### PROBLEM DETAILS
Go through the material below and copy each line where the word "this" appears.

### Figure content listings
+ + + +

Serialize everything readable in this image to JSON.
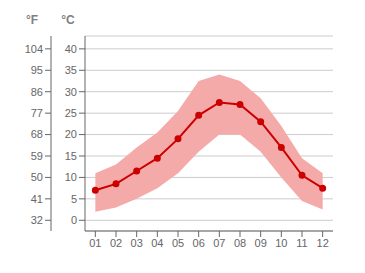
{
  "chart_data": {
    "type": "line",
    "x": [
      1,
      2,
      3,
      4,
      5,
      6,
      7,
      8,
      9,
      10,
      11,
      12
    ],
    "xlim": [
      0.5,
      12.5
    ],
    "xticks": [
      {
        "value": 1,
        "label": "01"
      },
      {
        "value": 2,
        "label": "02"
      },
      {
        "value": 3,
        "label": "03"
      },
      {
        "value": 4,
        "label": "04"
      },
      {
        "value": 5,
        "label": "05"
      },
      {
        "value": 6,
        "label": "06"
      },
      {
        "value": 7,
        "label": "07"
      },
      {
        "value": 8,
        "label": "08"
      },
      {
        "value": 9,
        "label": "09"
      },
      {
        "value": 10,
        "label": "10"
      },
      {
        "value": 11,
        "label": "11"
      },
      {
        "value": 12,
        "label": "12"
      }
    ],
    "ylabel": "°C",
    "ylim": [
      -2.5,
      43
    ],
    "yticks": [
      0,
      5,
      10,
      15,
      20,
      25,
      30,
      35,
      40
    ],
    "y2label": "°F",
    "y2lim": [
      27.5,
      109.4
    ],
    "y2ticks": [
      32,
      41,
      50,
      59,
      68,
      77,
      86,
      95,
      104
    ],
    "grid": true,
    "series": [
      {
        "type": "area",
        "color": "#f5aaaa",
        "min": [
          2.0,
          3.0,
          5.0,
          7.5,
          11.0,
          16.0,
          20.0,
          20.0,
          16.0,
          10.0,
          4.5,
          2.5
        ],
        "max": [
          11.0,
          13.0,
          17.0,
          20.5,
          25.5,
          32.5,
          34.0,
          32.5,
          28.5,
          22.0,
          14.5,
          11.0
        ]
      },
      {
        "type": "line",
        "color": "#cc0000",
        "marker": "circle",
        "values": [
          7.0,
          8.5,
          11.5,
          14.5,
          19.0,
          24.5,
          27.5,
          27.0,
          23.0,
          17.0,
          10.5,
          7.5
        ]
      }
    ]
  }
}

+ + + +

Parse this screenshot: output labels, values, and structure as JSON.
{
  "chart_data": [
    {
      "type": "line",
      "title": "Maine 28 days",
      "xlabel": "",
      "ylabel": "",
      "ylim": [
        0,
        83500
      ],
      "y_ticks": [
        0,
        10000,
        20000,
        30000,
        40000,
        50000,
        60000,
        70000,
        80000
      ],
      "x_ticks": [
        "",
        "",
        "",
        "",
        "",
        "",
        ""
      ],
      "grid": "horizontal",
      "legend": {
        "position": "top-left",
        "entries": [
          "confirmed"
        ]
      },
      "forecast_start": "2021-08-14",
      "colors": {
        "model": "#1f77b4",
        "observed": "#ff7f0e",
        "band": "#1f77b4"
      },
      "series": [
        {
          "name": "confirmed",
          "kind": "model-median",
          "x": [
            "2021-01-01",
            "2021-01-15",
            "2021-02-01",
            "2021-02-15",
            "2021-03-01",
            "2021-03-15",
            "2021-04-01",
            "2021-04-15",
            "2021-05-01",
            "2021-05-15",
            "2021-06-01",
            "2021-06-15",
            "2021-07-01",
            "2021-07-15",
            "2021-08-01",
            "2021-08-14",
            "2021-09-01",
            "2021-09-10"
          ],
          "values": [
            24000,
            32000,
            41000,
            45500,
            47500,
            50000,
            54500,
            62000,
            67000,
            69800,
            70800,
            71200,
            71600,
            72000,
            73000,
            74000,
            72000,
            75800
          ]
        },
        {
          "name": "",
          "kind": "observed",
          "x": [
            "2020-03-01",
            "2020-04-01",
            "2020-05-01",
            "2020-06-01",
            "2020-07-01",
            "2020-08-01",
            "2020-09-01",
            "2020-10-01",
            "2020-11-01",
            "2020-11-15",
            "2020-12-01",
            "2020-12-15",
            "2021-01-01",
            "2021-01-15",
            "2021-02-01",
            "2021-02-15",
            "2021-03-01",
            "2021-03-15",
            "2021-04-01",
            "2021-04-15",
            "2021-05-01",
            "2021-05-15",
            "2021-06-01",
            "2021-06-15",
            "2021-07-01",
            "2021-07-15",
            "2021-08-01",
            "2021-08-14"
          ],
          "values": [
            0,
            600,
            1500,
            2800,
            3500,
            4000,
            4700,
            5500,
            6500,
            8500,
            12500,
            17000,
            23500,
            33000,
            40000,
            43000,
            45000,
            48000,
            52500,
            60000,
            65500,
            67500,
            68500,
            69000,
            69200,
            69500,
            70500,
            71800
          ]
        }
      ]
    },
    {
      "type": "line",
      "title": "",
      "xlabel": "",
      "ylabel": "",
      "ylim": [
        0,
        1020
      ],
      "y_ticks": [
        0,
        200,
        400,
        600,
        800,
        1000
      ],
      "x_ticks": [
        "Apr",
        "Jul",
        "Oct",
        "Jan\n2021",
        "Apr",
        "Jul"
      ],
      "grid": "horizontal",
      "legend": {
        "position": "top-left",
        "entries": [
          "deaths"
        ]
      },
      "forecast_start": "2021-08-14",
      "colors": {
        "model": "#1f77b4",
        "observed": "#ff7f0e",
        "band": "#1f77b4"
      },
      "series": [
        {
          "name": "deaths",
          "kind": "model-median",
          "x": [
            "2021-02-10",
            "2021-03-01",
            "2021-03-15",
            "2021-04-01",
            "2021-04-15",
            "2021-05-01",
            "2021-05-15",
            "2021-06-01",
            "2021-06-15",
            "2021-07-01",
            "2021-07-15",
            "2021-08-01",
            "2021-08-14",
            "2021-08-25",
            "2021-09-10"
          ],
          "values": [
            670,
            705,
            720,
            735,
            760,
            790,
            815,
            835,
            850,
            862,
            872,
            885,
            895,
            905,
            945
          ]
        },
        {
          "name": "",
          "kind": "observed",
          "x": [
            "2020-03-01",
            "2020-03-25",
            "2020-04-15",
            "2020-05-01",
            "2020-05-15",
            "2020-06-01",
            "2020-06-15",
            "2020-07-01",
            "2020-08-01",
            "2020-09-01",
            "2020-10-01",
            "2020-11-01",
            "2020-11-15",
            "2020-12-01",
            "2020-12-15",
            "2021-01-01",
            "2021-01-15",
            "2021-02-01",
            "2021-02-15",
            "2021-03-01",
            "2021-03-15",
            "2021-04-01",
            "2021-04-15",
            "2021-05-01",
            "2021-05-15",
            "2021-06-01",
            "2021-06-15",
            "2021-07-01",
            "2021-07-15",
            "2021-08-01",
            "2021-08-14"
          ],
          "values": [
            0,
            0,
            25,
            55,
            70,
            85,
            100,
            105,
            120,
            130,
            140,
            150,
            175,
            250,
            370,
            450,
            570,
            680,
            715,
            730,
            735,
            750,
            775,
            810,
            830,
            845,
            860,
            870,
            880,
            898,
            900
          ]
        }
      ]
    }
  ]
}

+ + + +

### FINISHED ANSWER
Serialize everything readable in this image to JSON.
Parse this screenshot: output labels, values, and structure as JSON.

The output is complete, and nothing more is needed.